▶ [Data items]
>> Start

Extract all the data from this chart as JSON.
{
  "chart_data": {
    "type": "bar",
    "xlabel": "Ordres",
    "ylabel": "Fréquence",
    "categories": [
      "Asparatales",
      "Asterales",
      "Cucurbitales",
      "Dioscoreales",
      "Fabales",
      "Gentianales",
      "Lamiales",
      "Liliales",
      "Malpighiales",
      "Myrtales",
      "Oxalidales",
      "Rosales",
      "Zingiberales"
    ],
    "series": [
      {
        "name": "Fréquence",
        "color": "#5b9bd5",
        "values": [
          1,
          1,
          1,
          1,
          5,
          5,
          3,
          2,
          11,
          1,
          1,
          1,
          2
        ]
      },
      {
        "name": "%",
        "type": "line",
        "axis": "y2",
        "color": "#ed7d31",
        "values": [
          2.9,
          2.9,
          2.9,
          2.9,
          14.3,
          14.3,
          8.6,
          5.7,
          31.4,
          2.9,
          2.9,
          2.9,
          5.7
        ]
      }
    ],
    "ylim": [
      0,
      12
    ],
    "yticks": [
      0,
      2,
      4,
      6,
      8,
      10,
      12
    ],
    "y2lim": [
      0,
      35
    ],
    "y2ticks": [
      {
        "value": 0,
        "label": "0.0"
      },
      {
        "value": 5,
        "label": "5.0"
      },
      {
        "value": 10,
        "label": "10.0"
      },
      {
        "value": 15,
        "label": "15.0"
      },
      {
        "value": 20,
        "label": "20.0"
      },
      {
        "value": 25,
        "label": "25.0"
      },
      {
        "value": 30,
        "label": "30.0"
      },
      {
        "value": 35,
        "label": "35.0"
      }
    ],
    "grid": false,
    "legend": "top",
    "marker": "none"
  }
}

>> End

Every line of the data above should be copied exactly.

▶ [Problem solution]
Extract all the data from this chart as JSON.
{
  "chart_data": {
    "type": "bar",
    "xlabel": "Ordres",
    "ylabel": "Fréquence",
    "categories": [
      "Asparatales",
      "Asterales",
      "Cucurbitales",
      "Dioscoreales",
      "Fabales",
      "Gentianales",
      "Lamiales",
      "Liliales",
      "Malpighiales",
      "Myrtales",
      "Oxalidales",
      "Rosales",
      "Zingiberales"
    ],
    "series": [
      {
        "name": "Fréquence",
        "color": "#5b9bd5",
        "values": [
          1,
          1,
          1,
          1,
          5,
          5,
          3,
          2,
          11,
          1,
          1,
          1,
          2
        ]
      },
      {
        "name": "%",
        "type": "line",
        "axis": "y2",
        "color": "#ed7d31",
        "values": [
          2.9,
          2.9,
          2.9,
          2.9,
          14.3,
          14.3,
          8.6,
          5.7,
          31.4,
          2.9,
          2.9,
          2.9,
          5.7
        ]
      }
    ],
    "ylim": [
      0,
      12
    ],
    "yticks": [
      0,
      2,
      4,
      6,
      8,
      10,
      12
    ],
    "y2lim": [
      0,
      35
    ],
    "y2ticks": [
      {
        "value": 0,
        "label": "0.0"
      },
      {
        "value": 5,
        "label": "5.0"
      },
      {
        "value": 10,
        "label": "10.0"
      },
      {
        "value": 15,
        "label": "15.0"
      },
      {
        "value": 20,
        "label": "20.0"
      },
      {
        "value": 25,
        "label": "25.0"
      },
      {
        "value": 30,
        "label": "30.0"
      },
      {
        "value": 35,
        "label": "35.0"
      }
    ],
    "grid": false,
    "legend": "top",
    "marker": "none"
  }
}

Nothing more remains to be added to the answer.